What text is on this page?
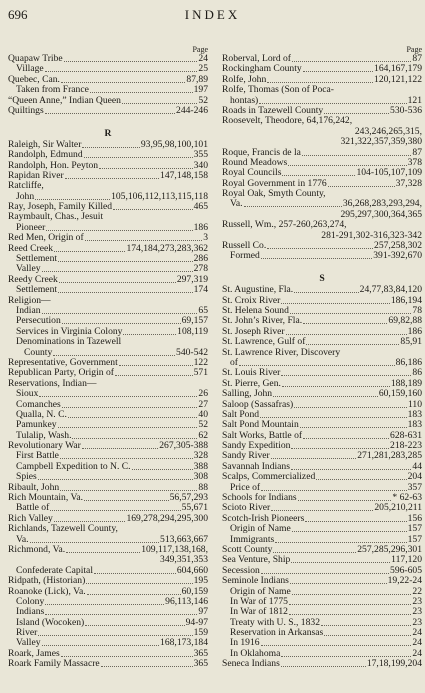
696	INDEX
Page
Quapaw Tribe	24
Village	25
Quebec, Can.	87,89
Taken from France	197
“Queen Anne,” Indian Queen	52
Quiltings	244-246
R
Raleigh, Sir Walter	93,95,98,100,101
Randolph, Edmund	355
Randolph, Hon. Peyton	340
Rapidan River	147,148,158
Ratcliffe,
John	105,106,112,113,115,118
Ray, Joseph, Family Killed	465
Raymbault, Chas., Jesuit
Pioneer	186
Red Men, Origin of	3
Reed Creek	174,184,273,283,362
Settlement	286
Valley	278
Reedy Creek	297,319
Settlement	174
Religion—
Indian	65
Persecution	69,157
Services in Virginia Colony	108,119
Denominations in Tazewell
County	540-542
Representative, Government	122
Republican Party, Origin of	571
Reservations, Indian—
Sioux	26
Comanches	27
Qualla, N. C.	40
Pamunkey	52
Tulalip, Wash.	62
Revolutionary War	267,305-388
First Battle	328
Campbell Expedition to N. C.	388
Spies	308
Ribault, John	88
Rich Mountain, Va.	56,57,293
Battle of	55,671
Rich Valley	169,278,294,295,300
Richlands, Tazewell County,
Va.	513,663,667
Richmond, Va.	109,117,138,168,
349,351,353
Confederate Capital	604,660
Ridpath, (Historian)	195
Roanoke (Lick), Va.	60,159
Colony	96,113,146
Indians	97
Island (Wocoken)	94-97
River	159
Valley	168,173,184
Roark, James	365
Roark Family Massacre	365
Page
Roberval, Lord of	87
Rockingham County	164,167,179
Rolfe, John	120,121,122
Rolfe, Thomas (Son of Poca-
hontas)	121
Roads in Tazewell County	530-536
Roosevelt, Theodore, 64,176,242,
243,246,265,315,
321,322,357,359,380
Roque, Francis de la	87
Round Meadows	378
Royal Councils	104-105,107,109
Royal Government in 1776	37,328
Royal Oak, Smyth County,
Va.	36,268,283,293,294,
295,297,300,364,365
Russell, Wm., 257-260,263,274,
281-291,302-316,323-342
Russell Co.	257,258,302
Formed	391-392,670
S
St. Augustine, Fla.	24,77,83,84,120
St. Croix River	186,194
St. Helena Sound	78
St. John’s River, Fla.	69,82,88
St. Joseph River	186
St. Lawrence, Gulf of	85,91
St. Lawrence River, Discovery
of	86,186
St. Louis River	86
St. Pierre, Gen.	188,189
Salling, John	60,159,160
Saloop (Sassafras)	110
Salt Pond	183
Salt Pond Mountain	183
Salt Works, Battle of	628-631
Sandy Expedition	218-223
Sandy River	271,281,283,285
Savannah Indians	44
Scalps, Commercialized	204
Price of	357
Schools for Indians	* 62-63
Scioto River	205,210,211
Scotch-Irish Pioneers	156
Origin of Name	157
Immigrants	157
Scott County	257,285,296,301
Sea Venture, Ship	117,120
Secession	596-605
Seminole Indians	19,22-24
Origin of Name	22
In War of 1775	23
In War of 1812	23
Treaty with U. S., 1832	23
Reservation in Arkansas	24
In 1916	24
In Oklahoma	24
Seneca Indians	17,18,199,204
++++++++++
= THE TASK =
Pick out the lines above containing the word "County", then copy them.

= SOLUTION TO THIS TASK =
County	540-542
Richlands, Tazewell County,
Rockingham County	164,167,179
Roads in Tazewell County	530-536
Royal Oak, Smyth County,
Scott County	257,285,296,301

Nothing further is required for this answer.